▸ Work required
Say how many lines contain the word "velmi" and give no other text.

□ □ □ □ □

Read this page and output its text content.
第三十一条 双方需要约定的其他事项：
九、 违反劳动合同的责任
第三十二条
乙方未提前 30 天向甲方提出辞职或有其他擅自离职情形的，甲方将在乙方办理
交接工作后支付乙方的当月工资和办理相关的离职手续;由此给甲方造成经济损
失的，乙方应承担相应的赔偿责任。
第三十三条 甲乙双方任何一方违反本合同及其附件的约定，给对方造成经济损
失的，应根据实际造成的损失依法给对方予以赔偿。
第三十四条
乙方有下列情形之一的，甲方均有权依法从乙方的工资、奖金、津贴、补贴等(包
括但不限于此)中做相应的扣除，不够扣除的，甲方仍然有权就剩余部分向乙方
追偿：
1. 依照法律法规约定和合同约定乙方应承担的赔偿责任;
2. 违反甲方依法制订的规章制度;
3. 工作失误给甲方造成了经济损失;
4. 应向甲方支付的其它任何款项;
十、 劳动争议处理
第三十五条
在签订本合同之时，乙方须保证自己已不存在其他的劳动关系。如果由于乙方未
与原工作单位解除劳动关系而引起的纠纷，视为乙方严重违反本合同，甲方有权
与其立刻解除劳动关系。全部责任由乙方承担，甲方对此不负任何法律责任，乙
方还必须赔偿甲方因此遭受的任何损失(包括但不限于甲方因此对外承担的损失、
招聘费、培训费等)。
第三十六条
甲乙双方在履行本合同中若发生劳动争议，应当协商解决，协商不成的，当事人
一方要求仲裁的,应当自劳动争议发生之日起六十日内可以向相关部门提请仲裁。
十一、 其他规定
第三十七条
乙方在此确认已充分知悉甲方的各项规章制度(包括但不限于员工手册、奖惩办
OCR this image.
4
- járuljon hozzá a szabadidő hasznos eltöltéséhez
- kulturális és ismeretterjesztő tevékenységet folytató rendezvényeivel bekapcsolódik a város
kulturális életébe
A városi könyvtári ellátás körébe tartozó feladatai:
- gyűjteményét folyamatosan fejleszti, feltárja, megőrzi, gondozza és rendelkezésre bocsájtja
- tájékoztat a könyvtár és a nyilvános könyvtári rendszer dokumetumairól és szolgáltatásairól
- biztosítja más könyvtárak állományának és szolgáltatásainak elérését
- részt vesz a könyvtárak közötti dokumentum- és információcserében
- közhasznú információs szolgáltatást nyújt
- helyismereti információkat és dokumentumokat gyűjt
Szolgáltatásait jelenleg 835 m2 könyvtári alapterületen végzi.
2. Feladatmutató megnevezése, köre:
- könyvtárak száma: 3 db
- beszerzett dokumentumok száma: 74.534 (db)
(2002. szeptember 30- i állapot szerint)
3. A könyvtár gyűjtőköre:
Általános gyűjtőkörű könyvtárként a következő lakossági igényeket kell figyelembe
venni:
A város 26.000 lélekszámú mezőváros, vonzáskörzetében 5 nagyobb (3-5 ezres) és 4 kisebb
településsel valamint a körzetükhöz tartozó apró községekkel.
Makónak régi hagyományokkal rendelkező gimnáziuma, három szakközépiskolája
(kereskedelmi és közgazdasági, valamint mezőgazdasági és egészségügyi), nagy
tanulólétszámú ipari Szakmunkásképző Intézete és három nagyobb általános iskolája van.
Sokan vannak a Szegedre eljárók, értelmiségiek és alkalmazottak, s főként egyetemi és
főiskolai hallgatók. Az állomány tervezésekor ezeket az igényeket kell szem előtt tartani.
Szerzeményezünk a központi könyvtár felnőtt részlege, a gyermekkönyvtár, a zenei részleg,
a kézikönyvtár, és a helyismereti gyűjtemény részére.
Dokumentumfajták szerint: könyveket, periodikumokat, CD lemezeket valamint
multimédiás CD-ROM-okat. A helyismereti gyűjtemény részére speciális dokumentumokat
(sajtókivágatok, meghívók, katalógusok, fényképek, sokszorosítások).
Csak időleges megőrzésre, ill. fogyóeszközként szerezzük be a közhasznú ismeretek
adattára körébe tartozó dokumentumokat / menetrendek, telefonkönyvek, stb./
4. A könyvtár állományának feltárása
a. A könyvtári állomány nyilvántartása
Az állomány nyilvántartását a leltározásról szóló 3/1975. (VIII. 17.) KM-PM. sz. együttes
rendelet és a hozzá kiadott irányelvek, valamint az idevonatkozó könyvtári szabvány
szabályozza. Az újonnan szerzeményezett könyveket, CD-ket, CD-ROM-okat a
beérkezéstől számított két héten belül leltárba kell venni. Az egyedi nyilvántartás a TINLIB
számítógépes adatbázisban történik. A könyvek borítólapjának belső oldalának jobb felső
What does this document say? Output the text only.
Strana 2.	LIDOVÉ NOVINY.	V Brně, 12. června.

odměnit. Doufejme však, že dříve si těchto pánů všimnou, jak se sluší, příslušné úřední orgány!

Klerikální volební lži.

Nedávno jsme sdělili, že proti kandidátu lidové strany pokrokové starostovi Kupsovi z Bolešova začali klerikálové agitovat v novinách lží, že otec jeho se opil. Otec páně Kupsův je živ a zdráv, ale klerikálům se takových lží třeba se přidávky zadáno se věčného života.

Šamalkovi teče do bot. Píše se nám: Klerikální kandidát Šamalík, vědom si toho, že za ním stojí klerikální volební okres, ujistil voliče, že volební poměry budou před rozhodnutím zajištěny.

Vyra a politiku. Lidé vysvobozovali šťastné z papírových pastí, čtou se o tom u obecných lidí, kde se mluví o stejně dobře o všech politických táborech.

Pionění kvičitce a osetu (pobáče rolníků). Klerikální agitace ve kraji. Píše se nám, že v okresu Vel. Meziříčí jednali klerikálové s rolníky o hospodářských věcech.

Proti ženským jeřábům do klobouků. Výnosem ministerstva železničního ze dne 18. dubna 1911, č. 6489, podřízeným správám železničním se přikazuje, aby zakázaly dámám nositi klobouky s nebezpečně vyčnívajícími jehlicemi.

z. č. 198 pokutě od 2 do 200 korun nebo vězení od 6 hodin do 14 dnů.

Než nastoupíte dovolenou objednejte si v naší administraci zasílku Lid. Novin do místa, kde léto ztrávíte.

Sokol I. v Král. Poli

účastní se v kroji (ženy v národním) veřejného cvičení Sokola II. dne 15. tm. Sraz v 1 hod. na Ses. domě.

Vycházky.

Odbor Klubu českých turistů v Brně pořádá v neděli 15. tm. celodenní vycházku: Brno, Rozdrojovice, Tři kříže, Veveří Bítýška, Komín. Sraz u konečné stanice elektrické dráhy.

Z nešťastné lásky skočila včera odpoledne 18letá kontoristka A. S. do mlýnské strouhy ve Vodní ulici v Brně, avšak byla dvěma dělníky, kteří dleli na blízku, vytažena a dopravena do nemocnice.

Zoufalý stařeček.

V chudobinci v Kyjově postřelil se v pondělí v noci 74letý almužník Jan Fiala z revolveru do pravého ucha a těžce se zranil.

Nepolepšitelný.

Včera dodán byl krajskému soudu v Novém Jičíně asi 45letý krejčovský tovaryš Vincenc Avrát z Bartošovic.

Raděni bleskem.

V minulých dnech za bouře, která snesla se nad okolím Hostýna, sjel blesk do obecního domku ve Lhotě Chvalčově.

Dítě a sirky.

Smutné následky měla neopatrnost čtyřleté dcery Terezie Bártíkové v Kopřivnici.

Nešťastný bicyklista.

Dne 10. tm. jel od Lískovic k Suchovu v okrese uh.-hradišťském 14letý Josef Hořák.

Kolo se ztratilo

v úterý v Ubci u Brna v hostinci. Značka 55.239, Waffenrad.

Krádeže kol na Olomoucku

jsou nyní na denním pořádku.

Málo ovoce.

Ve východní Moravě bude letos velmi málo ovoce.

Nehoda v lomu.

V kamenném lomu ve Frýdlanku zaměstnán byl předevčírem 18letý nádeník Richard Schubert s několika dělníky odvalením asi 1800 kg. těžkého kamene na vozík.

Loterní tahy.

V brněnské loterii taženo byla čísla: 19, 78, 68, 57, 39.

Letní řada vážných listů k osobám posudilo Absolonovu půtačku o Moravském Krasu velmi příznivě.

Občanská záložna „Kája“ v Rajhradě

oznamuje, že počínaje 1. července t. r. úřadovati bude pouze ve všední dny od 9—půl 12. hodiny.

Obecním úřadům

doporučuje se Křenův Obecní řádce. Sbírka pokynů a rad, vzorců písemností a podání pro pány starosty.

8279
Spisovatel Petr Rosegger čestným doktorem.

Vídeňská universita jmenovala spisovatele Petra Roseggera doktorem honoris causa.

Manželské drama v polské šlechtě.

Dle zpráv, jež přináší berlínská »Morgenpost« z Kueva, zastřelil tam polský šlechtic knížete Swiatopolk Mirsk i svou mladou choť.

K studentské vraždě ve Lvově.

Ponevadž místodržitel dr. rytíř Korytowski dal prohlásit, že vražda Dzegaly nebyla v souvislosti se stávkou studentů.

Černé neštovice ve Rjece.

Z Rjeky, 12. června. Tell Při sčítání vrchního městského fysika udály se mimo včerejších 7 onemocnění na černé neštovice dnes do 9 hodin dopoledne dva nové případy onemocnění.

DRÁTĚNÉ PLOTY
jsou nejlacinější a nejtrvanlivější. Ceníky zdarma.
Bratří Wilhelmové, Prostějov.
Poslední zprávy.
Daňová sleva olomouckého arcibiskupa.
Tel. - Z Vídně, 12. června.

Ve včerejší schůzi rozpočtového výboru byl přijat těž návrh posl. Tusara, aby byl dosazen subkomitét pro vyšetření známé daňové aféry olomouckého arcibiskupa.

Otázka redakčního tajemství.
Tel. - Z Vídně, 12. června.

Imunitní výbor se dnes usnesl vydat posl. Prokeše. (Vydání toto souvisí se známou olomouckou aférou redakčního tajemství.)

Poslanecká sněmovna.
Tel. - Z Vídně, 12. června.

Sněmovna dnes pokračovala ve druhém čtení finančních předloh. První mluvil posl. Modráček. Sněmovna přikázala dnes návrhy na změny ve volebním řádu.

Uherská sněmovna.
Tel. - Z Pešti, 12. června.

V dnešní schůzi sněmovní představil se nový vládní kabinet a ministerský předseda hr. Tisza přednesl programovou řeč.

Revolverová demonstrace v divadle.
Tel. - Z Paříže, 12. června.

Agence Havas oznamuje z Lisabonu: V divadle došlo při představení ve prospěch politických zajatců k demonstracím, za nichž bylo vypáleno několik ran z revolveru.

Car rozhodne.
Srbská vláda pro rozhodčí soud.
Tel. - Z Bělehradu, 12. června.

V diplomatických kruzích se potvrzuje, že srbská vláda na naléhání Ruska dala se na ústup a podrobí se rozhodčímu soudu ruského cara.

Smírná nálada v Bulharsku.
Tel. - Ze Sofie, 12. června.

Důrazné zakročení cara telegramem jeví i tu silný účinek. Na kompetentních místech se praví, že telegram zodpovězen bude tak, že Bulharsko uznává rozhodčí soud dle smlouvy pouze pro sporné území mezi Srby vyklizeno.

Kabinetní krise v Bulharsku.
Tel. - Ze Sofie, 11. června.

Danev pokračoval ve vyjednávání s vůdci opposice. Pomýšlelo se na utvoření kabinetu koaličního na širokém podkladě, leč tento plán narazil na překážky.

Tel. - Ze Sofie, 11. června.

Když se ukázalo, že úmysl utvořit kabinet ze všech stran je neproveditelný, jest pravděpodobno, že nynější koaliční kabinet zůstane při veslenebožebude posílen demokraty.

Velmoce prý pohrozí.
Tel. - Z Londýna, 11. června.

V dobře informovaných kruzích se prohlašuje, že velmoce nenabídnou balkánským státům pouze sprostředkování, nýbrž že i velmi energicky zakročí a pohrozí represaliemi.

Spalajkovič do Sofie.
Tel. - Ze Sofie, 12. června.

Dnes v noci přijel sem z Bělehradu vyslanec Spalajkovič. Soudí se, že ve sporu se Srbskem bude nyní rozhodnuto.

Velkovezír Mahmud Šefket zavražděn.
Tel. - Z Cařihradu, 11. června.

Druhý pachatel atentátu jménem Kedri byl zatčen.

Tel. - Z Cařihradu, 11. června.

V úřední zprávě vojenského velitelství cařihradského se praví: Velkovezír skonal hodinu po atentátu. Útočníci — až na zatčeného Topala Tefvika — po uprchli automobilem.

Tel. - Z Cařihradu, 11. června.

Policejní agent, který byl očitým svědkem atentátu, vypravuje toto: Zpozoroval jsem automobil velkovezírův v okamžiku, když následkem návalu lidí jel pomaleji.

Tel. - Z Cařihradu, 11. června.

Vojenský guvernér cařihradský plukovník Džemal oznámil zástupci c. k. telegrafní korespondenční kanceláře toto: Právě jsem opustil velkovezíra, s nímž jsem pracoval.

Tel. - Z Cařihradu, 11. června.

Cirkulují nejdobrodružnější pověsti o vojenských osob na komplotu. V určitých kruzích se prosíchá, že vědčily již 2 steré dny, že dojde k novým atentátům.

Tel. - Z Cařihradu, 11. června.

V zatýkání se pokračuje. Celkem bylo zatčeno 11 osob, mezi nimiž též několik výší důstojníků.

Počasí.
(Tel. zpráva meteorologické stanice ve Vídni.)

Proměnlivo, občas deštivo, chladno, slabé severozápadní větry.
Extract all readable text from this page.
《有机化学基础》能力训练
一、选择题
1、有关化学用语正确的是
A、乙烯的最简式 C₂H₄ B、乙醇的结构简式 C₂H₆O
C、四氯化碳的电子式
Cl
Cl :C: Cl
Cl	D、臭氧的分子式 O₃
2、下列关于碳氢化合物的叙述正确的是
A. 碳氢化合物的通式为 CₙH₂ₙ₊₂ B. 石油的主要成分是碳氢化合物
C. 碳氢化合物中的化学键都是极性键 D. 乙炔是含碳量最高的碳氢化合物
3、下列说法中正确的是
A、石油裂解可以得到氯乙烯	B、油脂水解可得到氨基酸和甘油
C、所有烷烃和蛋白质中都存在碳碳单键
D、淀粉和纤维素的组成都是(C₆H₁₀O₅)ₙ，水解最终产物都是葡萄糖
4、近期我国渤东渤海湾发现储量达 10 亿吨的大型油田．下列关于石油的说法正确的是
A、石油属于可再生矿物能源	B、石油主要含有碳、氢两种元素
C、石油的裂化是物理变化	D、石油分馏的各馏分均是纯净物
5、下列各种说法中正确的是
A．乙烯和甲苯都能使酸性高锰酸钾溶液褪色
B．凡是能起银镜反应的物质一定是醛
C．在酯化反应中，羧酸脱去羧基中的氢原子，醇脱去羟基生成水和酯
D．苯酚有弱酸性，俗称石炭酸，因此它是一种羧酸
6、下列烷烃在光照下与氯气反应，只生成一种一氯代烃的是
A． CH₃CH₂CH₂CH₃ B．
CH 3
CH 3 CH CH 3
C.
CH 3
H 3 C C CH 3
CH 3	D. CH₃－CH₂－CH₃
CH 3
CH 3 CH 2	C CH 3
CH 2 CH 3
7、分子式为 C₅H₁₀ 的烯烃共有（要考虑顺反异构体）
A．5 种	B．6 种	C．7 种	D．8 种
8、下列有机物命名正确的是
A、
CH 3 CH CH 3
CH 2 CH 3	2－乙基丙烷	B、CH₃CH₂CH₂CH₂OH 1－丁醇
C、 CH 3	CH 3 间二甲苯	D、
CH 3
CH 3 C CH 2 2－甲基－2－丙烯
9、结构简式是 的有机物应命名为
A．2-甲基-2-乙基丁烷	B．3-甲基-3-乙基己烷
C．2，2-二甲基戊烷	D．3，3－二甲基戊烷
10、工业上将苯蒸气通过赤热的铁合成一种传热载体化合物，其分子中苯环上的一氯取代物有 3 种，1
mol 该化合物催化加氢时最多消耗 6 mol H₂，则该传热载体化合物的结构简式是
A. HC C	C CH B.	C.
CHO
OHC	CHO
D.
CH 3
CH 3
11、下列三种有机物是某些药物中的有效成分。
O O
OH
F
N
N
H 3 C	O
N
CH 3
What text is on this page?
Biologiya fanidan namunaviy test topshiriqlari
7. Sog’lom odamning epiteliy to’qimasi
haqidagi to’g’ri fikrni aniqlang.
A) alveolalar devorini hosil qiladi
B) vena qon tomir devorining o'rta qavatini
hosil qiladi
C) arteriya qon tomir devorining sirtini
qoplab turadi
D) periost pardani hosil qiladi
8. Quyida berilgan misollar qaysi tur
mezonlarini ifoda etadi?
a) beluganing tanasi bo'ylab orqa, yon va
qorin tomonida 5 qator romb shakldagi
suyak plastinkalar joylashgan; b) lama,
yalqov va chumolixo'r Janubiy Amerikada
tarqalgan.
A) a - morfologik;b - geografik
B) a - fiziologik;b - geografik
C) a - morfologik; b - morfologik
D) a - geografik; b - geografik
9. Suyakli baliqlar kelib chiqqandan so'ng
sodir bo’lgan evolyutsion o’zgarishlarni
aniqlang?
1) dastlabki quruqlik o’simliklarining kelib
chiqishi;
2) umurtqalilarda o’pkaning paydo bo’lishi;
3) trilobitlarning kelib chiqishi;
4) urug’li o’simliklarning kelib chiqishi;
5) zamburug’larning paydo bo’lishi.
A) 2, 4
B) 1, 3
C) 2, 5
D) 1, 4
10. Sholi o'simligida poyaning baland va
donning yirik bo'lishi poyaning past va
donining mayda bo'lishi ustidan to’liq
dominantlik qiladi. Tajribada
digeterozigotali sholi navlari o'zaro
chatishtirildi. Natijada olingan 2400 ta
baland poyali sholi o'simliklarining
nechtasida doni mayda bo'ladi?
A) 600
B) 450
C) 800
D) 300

□ □ □ □ □

▸ Problem solution
3